TEXT:
┏━━
Identifying Signature Version 2 requests by using Amazon S3 access logs

Amazon S3 support for Signature Version 2 will be turned off (deprecated). After that, Amazon S3 will no longer accept requests that use Signature Version 2, and all requests must use Signature Version 4 signing. You can identify Signature Version 2 access requests by using Amazon S3 access logs.

Note

To identify Signature Version 2 requests, we recommend that you use Amazon CloudTrail data events instead of Amazon S3 server access logs. CloudTrail data events are easier to set up and contain more information than server access logs. For more information, see Identifying Amazon S3 Signature Version 2 requests by using CloudTrail.
┗━━
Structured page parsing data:
┏━━
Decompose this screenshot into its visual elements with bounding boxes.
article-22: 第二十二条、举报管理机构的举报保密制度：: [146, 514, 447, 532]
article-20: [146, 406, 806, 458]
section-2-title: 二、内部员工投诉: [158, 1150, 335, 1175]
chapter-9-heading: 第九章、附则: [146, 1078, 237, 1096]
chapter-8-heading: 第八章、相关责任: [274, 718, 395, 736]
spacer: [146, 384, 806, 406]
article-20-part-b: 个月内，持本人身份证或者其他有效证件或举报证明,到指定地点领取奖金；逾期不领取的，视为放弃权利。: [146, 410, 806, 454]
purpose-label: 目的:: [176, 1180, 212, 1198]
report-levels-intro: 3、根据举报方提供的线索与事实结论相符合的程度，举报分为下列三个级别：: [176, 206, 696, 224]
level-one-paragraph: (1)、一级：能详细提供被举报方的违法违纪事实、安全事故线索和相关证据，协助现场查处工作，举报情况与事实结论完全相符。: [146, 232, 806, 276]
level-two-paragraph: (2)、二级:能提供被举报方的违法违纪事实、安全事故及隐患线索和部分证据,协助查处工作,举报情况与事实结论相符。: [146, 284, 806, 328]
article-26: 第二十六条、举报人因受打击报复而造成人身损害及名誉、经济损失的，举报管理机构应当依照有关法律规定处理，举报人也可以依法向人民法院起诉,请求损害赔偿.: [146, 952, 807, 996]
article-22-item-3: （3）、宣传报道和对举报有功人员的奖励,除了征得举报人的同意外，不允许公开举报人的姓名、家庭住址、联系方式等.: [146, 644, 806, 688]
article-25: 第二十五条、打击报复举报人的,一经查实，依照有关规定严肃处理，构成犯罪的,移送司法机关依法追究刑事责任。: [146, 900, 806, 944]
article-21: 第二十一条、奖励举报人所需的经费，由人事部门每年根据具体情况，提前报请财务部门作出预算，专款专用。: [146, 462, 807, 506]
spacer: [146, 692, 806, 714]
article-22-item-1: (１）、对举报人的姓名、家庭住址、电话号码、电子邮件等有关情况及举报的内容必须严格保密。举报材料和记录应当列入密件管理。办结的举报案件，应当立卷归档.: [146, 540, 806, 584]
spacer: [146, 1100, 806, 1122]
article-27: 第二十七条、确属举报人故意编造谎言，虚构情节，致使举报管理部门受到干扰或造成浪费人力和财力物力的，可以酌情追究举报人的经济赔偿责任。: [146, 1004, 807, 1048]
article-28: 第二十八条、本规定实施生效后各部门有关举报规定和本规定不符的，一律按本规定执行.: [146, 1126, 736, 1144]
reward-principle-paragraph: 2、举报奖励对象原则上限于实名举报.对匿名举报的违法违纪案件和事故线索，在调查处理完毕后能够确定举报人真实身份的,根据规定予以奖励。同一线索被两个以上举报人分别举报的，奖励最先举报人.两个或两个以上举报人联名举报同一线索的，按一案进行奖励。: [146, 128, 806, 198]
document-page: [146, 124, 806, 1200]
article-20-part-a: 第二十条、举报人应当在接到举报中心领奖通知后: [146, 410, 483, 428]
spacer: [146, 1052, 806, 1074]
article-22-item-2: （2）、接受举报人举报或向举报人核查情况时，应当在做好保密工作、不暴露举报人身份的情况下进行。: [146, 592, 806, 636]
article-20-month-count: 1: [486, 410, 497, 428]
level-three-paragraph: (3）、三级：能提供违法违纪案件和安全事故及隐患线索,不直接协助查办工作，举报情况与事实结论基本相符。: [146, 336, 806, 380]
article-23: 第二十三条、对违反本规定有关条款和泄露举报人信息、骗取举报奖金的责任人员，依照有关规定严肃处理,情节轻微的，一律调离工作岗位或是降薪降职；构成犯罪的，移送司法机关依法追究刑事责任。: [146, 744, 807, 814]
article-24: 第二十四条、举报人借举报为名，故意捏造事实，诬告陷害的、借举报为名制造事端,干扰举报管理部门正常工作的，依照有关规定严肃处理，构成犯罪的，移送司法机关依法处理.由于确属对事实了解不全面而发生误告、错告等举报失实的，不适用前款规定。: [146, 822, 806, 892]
┗━━
TASK BRIEF:
Answer these questions from the Signature Version 2 text above:
(a) What signing must all requests use once Amazon S3 stops accepting Signature Version 2?
(b) What does the note recommend using instead of Amazon S3 server access logs?
(c) What two advantages over server access logs does the note give for that recommended option?

RESPONSE TO THE TASK:
(a) Signature Version 4 signing.
(b) Amazon CloudTrail data events.
(c) They are easier to set up and contain more information.